Determine the number of lines in these entries that hold the word "title". Give the number and nothing more.

[Dataset records start]

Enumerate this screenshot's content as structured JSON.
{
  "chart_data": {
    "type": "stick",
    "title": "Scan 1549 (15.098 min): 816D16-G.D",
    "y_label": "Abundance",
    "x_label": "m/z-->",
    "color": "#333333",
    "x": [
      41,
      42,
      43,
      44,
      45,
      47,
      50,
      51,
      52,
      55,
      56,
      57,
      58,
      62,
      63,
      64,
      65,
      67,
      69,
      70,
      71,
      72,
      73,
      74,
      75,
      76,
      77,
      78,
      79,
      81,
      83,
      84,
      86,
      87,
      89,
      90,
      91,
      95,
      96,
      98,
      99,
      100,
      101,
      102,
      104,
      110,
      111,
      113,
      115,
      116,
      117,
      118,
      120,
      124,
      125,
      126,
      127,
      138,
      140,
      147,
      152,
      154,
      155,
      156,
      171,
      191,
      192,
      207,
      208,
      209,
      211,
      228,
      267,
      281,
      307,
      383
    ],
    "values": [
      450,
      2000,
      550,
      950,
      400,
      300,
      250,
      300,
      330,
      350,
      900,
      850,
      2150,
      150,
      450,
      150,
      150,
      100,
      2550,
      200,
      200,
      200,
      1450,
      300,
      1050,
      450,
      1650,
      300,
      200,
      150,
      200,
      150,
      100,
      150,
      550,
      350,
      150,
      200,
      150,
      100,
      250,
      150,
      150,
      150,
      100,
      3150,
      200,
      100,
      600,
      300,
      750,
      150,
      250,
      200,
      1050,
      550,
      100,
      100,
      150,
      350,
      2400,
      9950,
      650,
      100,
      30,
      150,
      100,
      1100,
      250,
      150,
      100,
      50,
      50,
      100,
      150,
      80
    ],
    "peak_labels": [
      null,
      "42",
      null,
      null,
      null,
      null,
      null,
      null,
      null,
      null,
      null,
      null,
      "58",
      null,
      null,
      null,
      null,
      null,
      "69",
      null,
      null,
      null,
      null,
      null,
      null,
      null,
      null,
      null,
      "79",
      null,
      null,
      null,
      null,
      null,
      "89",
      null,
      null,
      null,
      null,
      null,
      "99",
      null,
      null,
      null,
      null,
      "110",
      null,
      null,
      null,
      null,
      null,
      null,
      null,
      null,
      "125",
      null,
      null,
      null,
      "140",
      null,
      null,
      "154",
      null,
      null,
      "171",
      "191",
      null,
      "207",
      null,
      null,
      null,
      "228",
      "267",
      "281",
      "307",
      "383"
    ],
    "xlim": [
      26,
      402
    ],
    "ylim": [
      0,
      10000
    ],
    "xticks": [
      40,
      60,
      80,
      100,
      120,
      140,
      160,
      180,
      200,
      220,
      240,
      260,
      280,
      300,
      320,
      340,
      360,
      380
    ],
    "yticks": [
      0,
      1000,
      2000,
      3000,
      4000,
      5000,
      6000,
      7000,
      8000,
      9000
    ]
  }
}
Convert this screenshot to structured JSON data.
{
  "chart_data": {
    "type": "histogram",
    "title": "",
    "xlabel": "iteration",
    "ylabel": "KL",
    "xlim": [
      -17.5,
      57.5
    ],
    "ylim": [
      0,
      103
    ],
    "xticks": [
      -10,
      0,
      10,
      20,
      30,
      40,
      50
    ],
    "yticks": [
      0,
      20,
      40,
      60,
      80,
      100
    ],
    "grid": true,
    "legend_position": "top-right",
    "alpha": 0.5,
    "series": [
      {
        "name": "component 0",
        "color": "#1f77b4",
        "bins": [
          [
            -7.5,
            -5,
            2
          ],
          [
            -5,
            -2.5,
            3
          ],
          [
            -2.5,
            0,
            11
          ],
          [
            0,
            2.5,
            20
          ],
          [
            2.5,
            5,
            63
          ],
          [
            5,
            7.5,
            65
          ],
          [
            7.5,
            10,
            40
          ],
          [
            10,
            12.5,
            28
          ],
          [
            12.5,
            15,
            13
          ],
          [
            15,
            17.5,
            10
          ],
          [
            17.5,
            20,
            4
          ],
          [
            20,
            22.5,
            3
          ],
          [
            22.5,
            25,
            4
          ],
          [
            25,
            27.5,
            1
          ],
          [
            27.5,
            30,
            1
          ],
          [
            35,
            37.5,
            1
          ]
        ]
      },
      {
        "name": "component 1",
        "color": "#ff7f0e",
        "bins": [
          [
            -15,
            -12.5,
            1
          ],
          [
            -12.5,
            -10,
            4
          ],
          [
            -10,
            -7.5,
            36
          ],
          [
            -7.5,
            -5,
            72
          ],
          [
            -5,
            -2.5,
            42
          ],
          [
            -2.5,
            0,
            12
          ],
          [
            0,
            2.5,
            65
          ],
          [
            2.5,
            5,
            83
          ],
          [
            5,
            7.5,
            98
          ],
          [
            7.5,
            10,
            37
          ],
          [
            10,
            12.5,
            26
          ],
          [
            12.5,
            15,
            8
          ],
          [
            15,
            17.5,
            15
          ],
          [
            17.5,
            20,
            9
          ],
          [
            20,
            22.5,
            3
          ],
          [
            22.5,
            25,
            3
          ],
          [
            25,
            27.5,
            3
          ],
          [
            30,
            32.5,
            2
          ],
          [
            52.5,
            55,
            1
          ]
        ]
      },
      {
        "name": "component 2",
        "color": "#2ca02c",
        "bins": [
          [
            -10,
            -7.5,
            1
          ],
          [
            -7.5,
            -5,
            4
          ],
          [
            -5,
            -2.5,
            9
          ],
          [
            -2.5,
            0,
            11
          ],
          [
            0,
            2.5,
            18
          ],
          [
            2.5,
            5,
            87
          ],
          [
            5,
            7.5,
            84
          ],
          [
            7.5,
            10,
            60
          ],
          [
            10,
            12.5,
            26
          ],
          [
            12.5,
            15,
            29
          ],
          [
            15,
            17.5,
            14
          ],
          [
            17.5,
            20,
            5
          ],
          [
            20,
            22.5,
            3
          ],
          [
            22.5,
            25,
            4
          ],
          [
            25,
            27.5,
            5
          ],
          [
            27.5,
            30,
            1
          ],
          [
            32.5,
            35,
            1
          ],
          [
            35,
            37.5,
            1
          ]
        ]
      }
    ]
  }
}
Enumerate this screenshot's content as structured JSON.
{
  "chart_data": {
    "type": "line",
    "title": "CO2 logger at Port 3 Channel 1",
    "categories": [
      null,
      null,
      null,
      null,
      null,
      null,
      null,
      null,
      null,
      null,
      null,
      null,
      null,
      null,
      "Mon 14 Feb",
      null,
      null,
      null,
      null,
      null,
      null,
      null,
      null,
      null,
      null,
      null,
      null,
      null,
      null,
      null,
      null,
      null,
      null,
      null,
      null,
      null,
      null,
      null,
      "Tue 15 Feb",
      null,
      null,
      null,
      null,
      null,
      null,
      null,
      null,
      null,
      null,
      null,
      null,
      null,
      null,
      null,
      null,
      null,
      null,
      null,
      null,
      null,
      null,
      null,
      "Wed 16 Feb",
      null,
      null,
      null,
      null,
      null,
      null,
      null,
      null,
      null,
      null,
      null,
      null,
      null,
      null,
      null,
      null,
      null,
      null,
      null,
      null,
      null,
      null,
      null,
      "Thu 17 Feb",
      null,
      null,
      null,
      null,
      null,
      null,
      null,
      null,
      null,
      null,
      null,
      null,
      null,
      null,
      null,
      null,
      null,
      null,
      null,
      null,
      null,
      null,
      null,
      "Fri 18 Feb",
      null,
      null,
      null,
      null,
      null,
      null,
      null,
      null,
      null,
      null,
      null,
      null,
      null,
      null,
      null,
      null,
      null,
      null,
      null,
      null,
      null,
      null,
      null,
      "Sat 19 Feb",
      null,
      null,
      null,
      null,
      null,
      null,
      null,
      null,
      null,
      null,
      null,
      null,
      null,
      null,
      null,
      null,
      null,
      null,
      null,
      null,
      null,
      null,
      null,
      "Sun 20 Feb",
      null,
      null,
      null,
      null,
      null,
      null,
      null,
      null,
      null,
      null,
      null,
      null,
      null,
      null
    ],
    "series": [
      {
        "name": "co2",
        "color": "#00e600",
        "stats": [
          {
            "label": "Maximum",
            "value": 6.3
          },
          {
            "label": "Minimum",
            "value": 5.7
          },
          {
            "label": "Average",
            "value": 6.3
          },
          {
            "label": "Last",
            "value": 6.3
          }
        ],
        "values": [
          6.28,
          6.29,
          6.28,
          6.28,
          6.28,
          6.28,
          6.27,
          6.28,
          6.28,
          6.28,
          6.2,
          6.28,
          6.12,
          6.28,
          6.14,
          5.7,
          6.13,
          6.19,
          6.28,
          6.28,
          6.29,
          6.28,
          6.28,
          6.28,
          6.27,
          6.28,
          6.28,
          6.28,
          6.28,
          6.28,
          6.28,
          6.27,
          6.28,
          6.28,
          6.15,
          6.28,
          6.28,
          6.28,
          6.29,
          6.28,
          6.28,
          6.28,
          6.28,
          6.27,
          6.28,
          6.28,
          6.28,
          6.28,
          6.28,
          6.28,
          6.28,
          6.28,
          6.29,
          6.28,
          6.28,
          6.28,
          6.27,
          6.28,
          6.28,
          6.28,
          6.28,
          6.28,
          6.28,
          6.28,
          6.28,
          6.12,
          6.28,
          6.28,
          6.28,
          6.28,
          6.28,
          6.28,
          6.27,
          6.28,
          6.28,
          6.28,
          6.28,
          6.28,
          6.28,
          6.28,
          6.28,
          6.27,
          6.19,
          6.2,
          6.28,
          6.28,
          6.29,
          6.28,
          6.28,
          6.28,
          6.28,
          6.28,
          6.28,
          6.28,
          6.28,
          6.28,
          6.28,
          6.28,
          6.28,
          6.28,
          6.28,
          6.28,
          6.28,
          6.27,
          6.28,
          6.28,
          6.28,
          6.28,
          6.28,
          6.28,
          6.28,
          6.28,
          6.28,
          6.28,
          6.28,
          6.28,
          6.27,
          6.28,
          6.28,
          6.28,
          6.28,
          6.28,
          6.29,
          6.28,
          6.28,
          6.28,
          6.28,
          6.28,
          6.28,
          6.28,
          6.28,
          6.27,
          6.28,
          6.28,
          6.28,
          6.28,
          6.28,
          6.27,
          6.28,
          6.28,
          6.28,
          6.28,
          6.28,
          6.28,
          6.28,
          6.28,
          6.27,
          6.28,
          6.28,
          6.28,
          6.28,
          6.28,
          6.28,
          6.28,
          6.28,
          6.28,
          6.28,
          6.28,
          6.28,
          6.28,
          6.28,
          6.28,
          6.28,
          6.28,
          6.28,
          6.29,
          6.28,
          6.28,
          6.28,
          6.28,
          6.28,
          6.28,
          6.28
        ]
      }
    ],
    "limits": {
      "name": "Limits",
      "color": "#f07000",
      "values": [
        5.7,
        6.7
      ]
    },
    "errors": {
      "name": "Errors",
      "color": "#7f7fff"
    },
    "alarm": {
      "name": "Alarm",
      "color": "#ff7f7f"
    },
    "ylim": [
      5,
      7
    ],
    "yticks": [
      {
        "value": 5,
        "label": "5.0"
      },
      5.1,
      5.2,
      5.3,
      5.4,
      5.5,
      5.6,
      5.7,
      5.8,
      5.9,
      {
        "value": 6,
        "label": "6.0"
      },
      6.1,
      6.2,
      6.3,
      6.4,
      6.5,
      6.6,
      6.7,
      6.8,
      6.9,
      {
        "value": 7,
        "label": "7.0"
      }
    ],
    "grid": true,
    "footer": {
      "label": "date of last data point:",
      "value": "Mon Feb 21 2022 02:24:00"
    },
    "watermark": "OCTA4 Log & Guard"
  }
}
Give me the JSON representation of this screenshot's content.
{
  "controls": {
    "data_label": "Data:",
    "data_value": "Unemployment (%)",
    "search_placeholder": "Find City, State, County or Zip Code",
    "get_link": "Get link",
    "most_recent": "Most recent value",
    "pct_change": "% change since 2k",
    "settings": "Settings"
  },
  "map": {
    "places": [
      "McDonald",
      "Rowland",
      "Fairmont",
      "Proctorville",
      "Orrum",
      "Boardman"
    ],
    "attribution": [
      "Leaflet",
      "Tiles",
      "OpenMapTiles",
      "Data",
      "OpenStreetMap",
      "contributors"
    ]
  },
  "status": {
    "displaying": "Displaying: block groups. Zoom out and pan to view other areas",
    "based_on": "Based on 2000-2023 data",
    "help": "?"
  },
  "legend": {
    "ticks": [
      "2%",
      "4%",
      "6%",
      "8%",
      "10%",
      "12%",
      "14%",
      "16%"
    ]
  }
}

[Dataset records end]

Solution below — 3